## START PROVIDED DATA
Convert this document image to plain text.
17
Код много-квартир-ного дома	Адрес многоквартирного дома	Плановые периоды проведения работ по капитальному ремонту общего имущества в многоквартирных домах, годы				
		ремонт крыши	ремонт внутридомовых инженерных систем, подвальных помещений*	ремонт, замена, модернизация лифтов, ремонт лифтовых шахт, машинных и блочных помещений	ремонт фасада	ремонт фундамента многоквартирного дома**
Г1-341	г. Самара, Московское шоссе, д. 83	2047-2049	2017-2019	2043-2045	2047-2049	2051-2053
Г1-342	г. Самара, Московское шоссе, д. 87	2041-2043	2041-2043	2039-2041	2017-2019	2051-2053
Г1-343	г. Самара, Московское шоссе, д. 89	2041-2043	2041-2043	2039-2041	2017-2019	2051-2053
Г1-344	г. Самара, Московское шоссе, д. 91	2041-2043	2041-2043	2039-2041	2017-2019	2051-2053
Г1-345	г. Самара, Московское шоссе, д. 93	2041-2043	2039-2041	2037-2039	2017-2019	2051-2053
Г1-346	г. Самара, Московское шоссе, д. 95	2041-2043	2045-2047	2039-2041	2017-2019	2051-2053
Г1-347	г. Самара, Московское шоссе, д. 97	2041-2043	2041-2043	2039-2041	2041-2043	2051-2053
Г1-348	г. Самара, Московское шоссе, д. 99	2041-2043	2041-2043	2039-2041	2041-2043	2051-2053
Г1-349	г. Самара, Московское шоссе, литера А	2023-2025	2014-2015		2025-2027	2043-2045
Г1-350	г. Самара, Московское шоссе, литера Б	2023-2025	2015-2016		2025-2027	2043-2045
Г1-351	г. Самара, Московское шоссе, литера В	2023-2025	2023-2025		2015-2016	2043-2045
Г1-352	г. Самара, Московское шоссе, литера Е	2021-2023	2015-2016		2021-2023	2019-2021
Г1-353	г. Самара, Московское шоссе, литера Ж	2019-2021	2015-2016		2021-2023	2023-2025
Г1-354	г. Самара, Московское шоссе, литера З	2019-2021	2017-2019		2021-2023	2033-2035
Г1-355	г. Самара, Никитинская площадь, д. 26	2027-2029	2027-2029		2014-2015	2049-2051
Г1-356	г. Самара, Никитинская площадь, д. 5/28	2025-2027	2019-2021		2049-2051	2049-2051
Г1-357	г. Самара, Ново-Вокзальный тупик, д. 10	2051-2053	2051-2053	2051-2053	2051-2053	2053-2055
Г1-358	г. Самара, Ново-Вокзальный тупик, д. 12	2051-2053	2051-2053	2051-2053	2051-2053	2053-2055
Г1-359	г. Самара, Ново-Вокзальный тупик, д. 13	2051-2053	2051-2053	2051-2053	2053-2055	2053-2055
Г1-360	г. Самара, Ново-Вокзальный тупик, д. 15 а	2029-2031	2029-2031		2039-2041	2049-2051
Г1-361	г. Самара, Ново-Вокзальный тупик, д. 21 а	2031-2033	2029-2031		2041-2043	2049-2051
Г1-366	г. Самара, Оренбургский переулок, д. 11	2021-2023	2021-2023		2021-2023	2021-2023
## END PROVIDED DATA
— TO BE DONE —
In the entries above, locate every line with the word "Никитинская" and copy it.

— PROBLEM SOLUTION —
Г1-355	г. Самара, Никитинская площадь, д. 26	2027-2029	2027-2029		2014-2015	2049-2051
Г1-356	г. Самара, Никитинская площадь, д. 5/28	2025-2027	2019-2021		2049-2051	2049-2051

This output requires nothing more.